▶ _Work instructions_
All of the material below is to be retyped exactly.
***
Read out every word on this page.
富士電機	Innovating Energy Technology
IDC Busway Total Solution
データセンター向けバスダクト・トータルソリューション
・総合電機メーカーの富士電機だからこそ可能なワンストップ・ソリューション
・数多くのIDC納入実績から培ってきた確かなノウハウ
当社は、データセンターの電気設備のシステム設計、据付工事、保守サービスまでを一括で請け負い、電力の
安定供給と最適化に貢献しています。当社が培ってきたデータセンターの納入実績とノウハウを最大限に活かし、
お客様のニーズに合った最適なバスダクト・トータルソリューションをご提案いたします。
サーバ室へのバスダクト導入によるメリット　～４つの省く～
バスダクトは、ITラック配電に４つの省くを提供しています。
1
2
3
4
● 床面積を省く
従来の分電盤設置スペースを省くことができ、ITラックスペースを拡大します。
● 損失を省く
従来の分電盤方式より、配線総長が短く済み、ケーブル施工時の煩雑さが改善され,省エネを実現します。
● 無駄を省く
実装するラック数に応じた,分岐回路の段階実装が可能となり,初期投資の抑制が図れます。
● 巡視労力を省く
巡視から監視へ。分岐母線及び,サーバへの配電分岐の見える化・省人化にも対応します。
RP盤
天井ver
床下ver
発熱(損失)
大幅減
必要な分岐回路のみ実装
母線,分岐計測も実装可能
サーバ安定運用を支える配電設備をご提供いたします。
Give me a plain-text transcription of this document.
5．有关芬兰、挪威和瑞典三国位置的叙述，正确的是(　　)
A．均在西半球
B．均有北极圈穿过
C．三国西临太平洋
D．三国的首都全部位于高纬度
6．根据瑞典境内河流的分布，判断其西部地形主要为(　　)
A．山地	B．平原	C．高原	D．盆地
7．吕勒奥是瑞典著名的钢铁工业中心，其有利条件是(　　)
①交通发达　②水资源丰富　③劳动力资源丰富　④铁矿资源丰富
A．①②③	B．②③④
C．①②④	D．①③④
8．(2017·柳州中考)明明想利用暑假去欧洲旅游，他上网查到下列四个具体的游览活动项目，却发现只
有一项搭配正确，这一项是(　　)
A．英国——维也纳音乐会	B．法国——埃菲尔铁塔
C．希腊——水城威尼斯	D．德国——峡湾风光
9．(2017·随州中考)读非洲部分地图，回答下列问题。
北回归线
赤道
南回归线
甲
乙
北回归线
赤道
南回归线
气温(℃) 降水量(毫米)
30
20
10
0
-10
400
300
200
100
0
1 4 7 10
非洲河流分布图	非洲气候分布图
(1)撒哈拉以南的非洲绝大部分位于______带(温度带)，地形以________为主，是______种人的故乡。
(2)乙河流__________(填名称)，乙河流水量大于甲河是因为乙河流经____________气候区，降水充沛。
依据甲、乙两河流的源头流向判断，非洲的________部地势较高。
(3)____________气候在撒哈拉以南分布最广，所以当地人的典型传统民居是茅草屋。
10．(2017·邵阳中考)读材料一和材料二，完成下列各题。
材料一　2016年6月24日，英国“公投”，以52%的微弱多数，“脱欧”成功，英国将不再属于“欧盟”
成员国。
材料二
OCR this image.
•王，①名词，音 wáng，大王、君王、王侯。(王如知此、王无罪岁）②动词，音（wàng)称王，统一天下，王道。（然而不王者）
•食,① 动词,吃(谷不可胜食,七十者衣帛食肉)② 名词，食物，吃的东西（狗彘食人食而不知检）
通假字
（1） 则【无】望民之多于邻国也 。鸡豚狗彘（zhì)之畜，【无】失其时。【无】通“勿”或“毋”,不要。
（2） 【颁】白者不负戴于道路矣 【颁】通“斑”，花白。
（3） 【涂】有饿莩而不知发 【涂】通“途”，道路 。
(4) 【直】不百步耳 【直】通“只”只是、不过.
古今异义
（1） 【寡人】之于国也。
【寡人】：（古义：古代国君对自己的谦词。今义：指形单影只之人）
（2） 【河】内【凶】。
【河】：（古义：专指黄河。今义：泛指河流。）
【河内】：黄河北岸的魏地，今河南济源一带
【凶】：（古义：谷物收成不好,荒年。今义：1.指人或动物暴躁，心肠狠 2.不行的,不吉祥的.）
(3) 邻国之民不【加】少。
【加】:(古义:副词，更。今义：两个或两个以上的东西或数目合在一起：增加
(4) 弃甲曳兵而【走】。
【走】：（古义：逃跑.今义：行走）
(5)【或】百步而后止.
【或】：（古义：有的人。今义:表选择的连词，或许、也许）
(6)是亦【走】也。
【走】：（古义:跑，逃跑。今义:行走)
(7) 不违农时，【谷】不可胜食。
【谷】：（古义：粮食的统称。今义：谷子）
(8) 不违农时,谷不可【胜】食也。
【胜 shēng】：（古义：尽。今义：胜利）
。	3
***
▶ _Answer to this problem_
Read out every word on this page.
富士電機	Innovating Energy Technology
IDC Busway Total Solution
データセンター向けバスダクト・トータルソリューション
・総合電機メーカーの富士電機だからこそ可能なワンストップ・ソリューション
・数多くのIDC納入実績から培ってきた確かなノウハウ
当社は、データセンターの電気設備のシステム設計、据付工事、保守サービスまでを一括で請け負い、電力の
安定供給と最適化に貢献しています。当社が培ってきたデータセンターの納入実績とノウハウを最大限に活かし、
お客様のニーズに合った最適なバスダクト・トータルソリューションをご提案いたします。
サーバ室へのバスダクト導入によるメリット　～４つの省く～
バスダクトは、ITラック配電に４つの省くを提供しています。
1
2
3
4
● 床面積を省く
従来の分電盤設置スペースを省くことができ、ITラックスペースを拡大します。
● 損失を省く
従来の分電盤方式より、配線総長が短く済み、ケーブル施工時の煩雑さが改善され,省エネを実現します。
● 無駄を省く
実装するラック数に応じた,分岐回路の段階実装が可能となり,初期投資の抑制が図れます。
● 巡視労力を省く
巡視から監視へ。分岐母線及び,サーバへの配電分岐の見える化・省人化にも対応します。
RP盤
天井ver
床下ver
発熱(損失)
大幅減
必要な分岐回路のみ実装
母線,分岐計測も実装可能
サーバ安定運用を支える配電設備をご提供いたします。
Give me a plain-text transcription of this document.
5．有关芬兰、挪威和瑞典三国位置的叙述，正确的是(　　)
A．均在西半球
B．均有北极圈穿过
C．三国西临太平洋
D．三国的首都全部位于高纬度
6．根据瑞典境内河流的分布，判断其西部地形主要为(　　)
A．山地	B．平原	C．高原	D．盆地
7．吕勒奥是瑞典著名的钢铁工业中心，其有利条件是(　　)
①交通发达　②水资源丰富　③劳动力资源丰富　④铁矿资源丰富
A．①②③	B．②③④
C．①②④	D．①③④
8．(2017·柳州中考)明明想利用暑假去欧洲旅游，他上网查到下列四个具体的游览活动项目，却发现只
有一项搭配正确，这一项是(　　)
A．英国——维也纳音乐会	B．法国——埃菲尔铁塔
C．希腊——水城威尼斯	D．德国——峡湾风光
9．(2017·随州中考)读非洲部分地图，回答下列问题。
北回归线
赤道
南回归线
甲
乙
北回归线
赤道
南回归线
气温(℃) 降水量(毫米)
30
20
10
0
-10
400
300
200
100
0
1 4 7 10
非洲河流分布图	非洲气候分布图
(1)撒哈拉以南的非洲绝大部分位于______带(温度带)，地形以________为主，是______种人的故乡。
(2)乙河流__________(填名称)，乙河流水量大于甲河是因为乙河流经____________气候区，降水充沛。
依据甲、乙两河流的源头流向判断，非洲的________部地势较高。
(3)____________气候在撒哈拉以南分布最广，所以当地人的典型传统民居是茅草屋。
10．(2017·邵阳中考)读材料一和材料二，完成下列各题。
材料一　2016年6月24日，英国“公投”，以52%的微弱多数，“脱欧”成功，英国将不再属于“欧盟”
成员国。
材料二
OCR this image.
•王，①名词，音 wáng，大王、君王、王侯。(王如知此、王无罪岁）②动词，音（wàng)称王，统一天下，王道。（然而不王者）
•食,① 动词,吃(谷不可胜食,七十者衣帛食肉)② 名词，食物，吃的东西（狗彘食人食而不知检）
通假字
（1） 则【无】望民之多于邻国也 。鸡豚狗彘（zhì)之畜，【无】失其时。【无】通“勿”或“毋”,不要。
（2） 【颁】白者不负戴于道路矣 【颁】通“斑”，花白。
（3） 【涂】有饿莩而不知发 【涂】通“途”，道路 。
(4) 【直】不百步耳 【直】通“只”只是、不过.
古今异义
（1） 【寡人】之于国也。
【寡人】：（古义：古代国君对自己的谦词。今义：指形单影只之人）
（2） 【河】内【凶】。
【河】：（古义：专指黄河。今义：泛指河流。）
【河内】：黄河北岸的魏地，今河南济源一带
【凶】：（古义：谷物收成不好,荒年。今义：1.指人或动物暴躁，心肠狠 2.不行的,不吉祥的.）
(3) 邻国之民不【加】少。
【加】:(古义:副词，更。今义：两个或两个以上的东西或数目合在一起：增加
(4) 弃甲曳兵而【走】。
【走】：（古义：逃跑.今义：行走）
(5)【或】百步而后止.
【或】：（古义：有的人。今义:表选择的连词，或许、也许）
(6)是亦【走】也。
【走】：（古义:跑，逃跑。今义:行走)
(7) 不违农时，【谷】不可胜食。
【谷】：（古义：粮食的统称。今义：谷子）
(8) 不违农时,谷不可【胜】食也。
【胜 shēng】：（古义：尽。今义：胜利）
。	3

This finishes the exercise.